**DIRECTIVE**. Every entry must be copied word for word.

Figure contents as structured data
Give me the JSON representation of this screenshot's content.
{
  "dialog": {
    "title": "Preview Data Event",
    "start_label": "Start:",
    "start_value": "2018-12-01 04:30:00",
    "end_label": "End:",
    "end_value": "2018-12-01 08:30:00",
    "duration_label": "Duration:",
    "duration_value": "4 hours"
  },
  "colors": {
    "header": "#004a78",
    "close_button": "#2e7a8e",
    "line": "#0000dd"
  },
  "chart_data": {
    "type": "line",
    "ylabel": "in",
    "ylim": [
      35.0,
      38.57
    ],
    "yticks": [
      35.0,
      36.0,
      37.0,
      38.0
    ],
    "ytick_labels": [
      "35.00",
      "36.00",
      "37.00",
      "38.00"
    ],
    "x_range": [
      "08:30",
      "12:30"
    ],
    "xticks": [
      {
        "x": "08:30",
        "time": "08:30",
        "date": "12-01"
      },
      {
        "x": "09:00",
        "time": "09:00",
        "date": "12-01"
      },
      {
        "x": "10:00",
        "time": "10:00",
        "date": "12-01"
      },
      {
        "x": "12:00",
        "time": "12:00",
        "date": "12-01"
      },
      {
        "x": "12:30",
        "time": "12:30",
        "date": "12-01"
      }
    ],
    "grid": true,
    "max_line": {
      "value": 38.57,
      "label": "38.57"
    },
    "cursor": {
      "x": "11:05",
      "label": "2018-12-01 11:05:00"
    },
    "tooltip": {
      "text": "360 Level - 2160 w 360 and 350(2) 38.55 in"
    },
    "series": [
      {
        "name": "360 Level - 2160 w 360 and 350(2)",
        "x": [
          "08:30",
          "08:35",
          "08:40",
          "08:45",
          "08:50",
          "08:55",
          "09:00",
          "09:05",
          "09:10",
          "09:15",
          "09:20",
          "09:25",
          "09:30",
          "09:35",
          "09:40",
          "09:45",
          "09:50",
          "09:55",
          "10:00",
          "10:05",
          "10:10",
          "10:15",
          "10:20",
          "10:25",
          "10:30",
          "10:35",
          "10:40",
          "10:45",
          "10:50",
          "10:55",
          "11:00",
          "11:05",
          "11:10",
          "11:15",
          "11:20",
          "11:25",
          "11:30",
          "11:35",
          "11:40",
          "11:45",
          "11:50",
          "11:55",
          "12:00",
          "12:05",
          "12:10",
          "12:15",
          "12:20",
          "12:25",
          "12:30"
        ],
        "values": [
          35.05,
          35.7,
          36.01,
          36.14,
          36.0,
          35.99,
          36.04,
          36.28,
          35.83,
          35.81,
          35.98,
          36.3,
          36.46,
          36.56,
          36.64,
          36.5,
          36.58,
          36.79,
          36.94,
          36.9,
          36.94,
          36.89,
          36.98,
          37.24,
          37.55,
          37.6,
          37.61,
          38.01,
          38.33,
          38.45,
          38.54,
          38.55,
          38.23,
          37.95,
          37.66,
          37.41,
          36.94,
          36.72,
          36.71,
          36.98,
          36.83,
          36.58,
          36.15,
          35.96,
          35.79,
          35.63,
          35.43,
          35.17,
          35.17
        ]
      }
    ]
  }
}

**OUTPUT FOR THIS EXERCISE**.
Give me the JSON representation of this screenshot's content.
{
  "dialog": {
    "title": "Preview Data Event",
    "start_label": "Start:",
    "start_value": "2018-12-01 04:30:00",
    "end_label": "End:",
    "end_value": "2018-12-01 08:30:00",
    "duration_label": "Duration:",
    "duration_value": "4 hours"
  },
  "colors": {
    "header": "#004a78",
    "close_button": "#2e7a8e",
    "line": "#0000dd"
  },
  "chart_data": {
    "type": "line",
    "ylabel": "in",
    "ylim": [
      35.0,
      38.57
    ],
    "yticks": [
      35.0,
      36.0,
      37.0,
      38.0
    ],
    "ytick_labels": [
      "35.00",
      "36.00",
      "37.00",
      "38.00"
    ],
    "x_range": [
      "08:30",
      "12:30"
    ],
    "xticks": [
      {
        "x": "08:30",
        "time": "08:30",
        "date": "12-01"
      },
      {
        "x": "09:00",
        "time": "09:00",
        "date": "12-01"
      },
      {
        "x": "10:00",
        "time": "10:00",
        "date": "12-01"
      },
      {
        "x": "12:00",
        "time": "12:00",
        "date": "12-01"
      },
      {
        "x": "12:30",
        "time": "12:30",
        "date": "12-01"
      }
    ],
    "grid": true,
    "max_line": {
      "value": 38.57,
      "label": "38.57"
    },
    "cursor": {
      "x": "11:05",
      "label": "2018-12-01 11:05:00"
    },
    "tooltip": {
      "text": "360 Level - 2160 w 360 and 350(2) 38.55 in"
    },
    "series": [
      {
        "name": "360 Level - 2160 w 360 and 350(2)",
        "x": [
          "08:30",
          "08:35",
          "08:40",
          "08:45",
          "08:50",
          "08:55",
          "09:00",
          "09:05",
          "09:10",
          "09:15",
          "09:20",
          "09:25",
          "09:30",
          "09:35",
          "09:40",
          "09:45",
          "09:50",
          "09:55",
          "10:00",
          "10:05",
          "10:10",
          "10:15",
          "10:20",
          "10:25",
          "10:30",
          "10:35",
          "10:40",
          "10:45",
          "10:50",
          "10:55",
          "11:00",
          "11:05",
          "11:10",
          "11:15",
          "11:20",
          "11:25",
          "11:30",
          "11:35",
          "11:40",
          "11:45",
          "11:50",
          "11:55",
          "12:00",
          "12:05",
          "12:10",
          "12:15",
          "12:20",
          "12:25",
          "12:30"
        ],
        "values": [
          35.05,
          35.7,
          36.01,
          36.14,
          36.0,
          35.99,
          36.04,
          36.28,
          35.83,
          35.81,
          35.98,
          36.3,
          36.46,
          36.56,
          36.64,
          36.5,
          36.58,
          36.79,
          36.94,
          36.9,
          36.94,
          36.89,
          36.98,
          37.24,
          37.55,
          37.6,
          37.61,
          38.01,
          38.33,
          38.45,
          38.54,
          38.55,
          38.23,
          37.95,
          37.66,
          37.41,
          36.94,
          36.72,
          36.71,
          36.98,
          36.83,
          36.58,
          36.15,
          35.96,
          35.79,
          35.63,
          35.43,
          35.17,
          35.17
        ]
      }
    ]
  }
}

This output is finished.